begin
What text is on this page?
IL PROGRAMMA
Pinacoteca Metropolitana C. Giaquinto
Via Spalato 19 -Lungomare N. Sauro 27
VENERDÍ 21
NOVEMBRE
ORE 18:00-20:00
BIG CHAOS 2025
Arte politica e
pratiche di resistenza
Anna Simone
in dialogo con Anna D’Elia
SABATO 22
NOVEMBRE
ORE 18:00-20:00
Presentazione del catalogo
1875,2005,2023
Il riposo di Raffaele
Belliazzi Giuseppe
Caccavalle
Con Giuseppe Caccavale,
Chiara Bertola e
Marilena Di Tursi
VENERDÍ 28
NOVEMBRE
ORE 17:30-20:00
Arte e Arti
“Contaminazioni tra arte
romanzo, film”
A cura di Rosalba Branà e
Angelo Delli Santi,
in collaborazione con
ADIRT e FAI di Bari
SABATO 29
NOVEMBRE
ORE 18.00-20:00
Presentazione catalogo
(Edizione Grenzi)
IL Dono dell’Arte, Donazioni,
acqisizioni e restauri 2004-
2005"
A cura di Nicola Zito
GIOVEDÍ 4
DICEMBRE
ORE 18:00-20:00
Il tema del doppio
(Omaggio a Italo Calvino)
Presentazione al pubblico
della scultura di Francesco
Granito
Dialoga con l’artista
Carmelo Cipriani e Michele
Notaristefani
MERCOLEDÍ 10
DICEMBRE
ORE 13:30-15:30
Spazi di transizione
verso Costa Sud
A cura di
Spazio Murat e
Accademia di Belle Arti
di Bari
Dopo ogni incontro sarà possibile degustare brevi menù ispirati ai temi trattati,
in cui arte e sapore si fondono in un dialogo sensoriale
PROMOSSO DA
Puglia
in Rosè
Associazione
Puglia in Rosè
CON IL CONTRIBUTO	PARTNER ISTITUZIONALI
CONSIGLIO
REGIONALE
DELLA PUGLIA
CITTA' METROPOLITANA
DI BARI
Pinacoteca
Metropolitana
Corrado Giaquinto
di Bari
end
Exercise objective:
All the entries above need to be reproduced exactly.

Expected answer:
What text is on this page?
IL PROGRAMMA
Pinacoteca Metropolitana C. Giaquinto
Via Spalato 19 -Lungomare N. Sauro 27
VENERDÍ 21
NOVEMBRE
ORE 18:00-20:00
BIG CHAOS 2025
Arte politica e
pratiche di resistenza
Anna Simone
in dialogo con Anna D’Elia
SABATO 22
NOVEMBRE
ORE 18:00-20:00
Presentazione del catalogo
1875,2005,2023
Il riposo di Raffaele
Belliazzi Giuseppe
Caccavalle
Con Giuseppe Caccavale,
Chiara Bertola e
Marilena Di Tursi
VENERDÍ 28
NOVEMBRE
ORE 17:30-20:00
Arte e Arti
“Contaminazioni tra arte
romanzo, film”
A cura di Rosalba Branà e
Angelo Delli Santi,
in collaborazione con
ADIRT e FAI di Bari
SABATO 29
NOVEMBRE
ORE 18.00-20:00
Presentazione catalogo
(Edizione Grenzi)
IL Dono dell’Arte, Donazioni,
acqisizioni e restauri 2004-
2005"
A cura di Nicola Zito
GIOVEDÍ 4
DICEMBRE
ORE 18:00-20:00
Il tema del doppio
(Omaggio a Italo Calvino)
Presentazione al pubblico
della scultura di Francesco
Granito
Dialoga con l’artista
Carmelo Cipriani e Michele
Notaristefani
MERCOLEDÍ 10
DICEMBRE
ORE 13:30-15:30
Spazi di transizione
verso Costa Sud
A cura di
Spazio Murat e
Accademia di Belle Arti
di Bari
Dopo ogni incontro sarà possibile degustare brevi menù ispirati ai temi trattati,
in cui arte e sapore si fondono in un dialogo sensoriale
PROMOSSO DA
Puglia
in Rosè
Associazione
Puglia in Rosè
CON IL CONTRIBUTO	PARTNER ISTITUZIONALI
CONSIGLIO
REGIONALE
DELLA PUGLIA
CITTA' METROPOLITANA
DI BARI
Pinacoteca
Metropolitana
Corrado Giaquinto
di Bari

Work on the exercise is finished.